◆ Aim of the exercise
Can you reproduce the rows word for word, from the very first one through the line containing "- plain-label: 平地: [317, 508, 339, 518]", with both ends included?

Region boundary data
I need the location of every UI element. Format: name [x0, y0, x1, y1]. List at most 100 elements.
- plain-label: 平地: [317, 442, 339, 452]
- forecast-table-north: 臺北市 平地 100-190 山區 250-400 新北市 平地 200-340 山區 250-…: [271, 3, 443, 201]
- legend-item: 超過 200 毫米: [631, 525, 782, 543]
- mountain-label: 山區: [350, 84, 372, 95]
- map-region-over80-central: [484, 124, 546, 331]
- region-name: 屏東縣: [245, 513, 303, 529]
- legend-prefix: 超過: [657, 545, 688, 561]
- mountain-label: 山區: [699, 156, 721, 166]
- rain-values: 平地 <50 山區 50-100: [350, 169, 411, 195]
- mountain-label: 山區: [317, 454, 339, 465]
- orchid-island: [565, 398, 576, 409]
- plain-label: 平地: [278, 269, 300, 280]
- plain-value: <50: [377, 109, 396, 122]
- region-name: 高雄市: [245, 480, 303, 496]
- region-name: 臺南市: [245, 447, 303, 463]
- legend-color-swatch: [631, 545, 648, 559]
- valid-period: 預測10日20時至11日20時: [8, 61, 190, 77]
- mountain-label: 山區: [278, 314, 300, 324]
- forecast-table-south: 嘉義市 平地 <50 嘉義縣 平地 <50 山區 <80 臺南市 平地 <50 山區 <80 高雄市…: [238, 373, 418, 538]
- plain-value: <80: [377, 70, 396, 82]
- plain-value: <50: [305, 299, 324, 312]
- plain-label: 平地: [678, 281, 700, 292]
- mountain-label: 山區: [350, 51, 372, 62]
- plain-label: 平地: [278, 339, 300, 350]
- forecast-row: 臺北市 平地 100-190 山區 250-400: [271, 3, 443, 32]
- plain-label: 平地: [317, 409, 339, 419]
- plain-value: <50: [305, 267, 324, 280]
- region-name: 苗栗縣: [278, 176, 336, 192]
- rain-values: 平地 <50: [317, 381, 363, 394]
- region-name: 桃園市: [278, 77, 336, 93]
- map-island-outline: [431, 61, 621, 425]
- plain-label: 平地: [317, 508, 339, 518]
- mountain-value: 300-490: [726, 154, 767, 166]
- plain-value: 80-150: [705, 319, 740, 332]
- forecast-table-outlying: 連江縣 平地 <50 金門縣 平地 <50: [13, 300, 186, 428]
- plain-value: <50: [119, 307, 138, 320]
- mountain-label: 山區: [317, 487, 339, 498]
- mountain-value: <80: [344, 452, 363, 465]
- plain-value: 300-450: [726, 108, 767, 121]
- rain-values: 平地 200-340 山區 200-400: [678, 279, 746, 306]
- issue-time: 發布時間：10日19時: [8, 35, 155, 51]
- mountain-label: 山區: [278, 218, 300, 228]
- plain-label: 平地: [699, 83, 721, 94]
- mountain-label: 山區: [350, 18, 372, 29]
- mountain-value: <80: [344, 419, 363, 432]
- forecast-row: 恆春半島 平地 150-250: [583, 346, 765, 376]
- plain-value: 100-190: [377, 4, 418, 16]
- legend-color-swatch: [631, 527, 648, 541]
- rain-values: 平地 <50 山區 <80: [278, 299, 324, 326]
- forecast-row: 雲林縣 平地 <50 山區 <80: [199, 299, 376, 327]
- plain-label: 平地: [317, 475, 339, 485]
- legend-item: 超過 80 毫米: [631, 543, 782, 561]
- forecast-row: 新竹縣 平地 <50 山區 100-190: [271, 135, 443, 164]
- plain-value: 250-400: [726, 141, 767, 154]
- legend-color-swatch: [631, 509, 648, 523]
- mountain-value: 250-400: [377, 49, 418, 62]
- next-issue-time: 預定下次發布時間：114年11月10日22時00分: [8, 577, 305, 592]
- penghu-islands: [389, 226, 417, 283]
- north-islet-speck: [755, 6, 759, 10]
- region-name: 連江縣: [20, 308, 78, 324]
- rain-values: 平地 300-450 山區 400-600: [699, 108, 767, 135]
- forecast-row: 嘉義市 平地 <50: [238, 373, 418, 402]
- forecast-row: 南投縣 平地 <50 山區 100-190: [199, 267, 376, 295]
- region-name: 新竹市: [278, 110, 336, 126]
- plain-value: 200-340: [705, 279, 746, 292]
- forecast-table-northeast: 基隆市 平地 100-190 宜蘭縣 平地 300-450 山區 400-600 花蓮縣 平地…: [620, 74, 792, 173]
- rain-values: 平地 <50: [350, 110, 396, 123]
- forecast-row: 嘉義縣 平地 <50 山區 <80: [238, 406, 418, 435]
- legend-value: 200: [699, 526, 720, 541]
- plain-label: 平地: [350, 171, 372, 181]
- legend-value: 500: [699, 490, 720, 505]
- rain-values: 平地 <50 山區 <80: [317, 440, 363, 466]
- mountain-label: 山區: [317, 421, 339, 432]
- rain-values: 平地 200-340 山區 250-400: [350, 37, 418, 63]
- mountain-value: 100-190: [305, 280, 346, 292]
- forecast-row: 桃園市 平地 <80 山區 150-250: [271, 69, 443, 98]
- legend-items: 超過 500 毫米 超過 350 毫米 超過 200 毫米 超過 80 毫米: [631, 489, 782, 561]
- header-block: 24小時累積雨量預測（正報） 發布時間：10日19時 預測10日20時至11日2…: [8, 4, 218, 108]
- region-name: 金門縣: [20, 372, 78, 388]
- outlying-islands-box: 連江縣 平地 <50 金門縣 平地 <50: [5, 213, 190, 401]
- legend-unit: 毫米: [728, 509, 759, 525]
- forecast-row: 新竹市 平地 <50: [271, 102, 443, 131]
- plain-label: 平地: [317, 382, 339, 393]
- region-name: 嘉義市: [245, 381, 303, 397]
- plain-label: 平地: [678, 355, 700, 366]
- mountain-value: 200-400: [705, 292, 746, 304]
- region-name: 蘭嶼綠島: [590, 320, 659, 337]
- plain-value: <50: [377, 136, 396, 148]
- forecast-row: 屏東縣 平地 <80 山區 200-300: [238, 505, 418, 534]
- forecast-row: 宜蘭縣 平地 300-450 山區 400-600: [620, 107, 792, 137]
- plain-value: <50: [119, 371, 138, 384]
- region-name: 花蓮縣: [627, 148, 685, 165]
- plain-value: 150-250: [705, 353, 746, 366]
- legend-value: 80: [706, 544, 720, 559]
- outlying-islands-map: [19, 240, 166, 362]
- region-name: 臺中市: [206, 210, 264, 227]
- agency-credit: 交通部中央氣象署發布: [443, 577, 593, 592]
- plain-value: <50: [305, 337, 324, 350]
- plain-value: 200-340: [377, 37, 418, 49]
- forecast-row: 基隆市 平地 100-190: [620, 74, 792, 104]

◆ Result for this task
I need the location of every UI element. Format: name [x0, y0, x1, y1]. List at most 100 elements.
- plain-label: 平地: [317, 442, 339, 452]
- forecast-table-north: 臺北市 平地 100-190 山區 250-400 新北市 平地 200-340 山區 250-…: [271, 3, 443, 201]
- legend-item: 超過 200 毫米: [631, 525, 782, 543]
- mountain-label: 山區: [350, 84, 372, 95]
- map-region-over80-central: [484, 124, 546, 331]
- region-name: 屏東縣: [245, 513, 303, 529]
- legend-prefix: 超過: [657, 545, 688, 561]
- mountain-label: 山區: [699, 156, 721, 166]
- rain-values: 平地 <50 山區 50-100: [350, 169, 411, 195]
- mountain-label: 山區: [317, 454, 339, 465]
- orchid-island: [565, 398, 576, 409]
- plain-label: 平地: [278, 269, 300, 280]
- plain-value: <50: [377, 109, 396, 122]
- region-name: 高雄市: [245, 480, 303, 496]
- region-name: 臺南市: [245, 447, 303, 463]
- legend-color-swatch: [631, 545, 648, 559]
- valid-period: 預測10日20時至11日20時: [8, 61, 190, 77]
- mountain-label: 山區: [278, 314, 300, 324]
- forecast-table-south: 嘉義市 平地 <50 嘉義縣 平地 <50 山區 <80 臺南市 平地 <50 山區 <80 高雄市…: [238, 373, 418, 538]
- plain-value: <80: [377, 70, 396, 82]
- plain-value: <50: [305, 299, 324, 312]
- plain-label: 平地: [678, 281, 700, 292]
- mountain-label: 山區: [350, 51, 372, 62]
- plain-label: 平地: [278, 339, 300, 350]
- forecast-row: 臺北市 平地 100-190 山區 250-400: [271, 3, 443, 32]
- plain-label: 平地: [317, 409, 339, 419]
- plain-value: <50: [305, 267, 324, 280]
- region-name: 苗栗縣: [278, 176, 336, 192]
- rain-values: 平地 <50: [317, 381, 363, 394]
- region-name: 桃園市: [278, 77, 336, 93]
- map-island-outline: [431, 61, 621, 425]
- plain-label: 平地: [317, 508, 339, 518]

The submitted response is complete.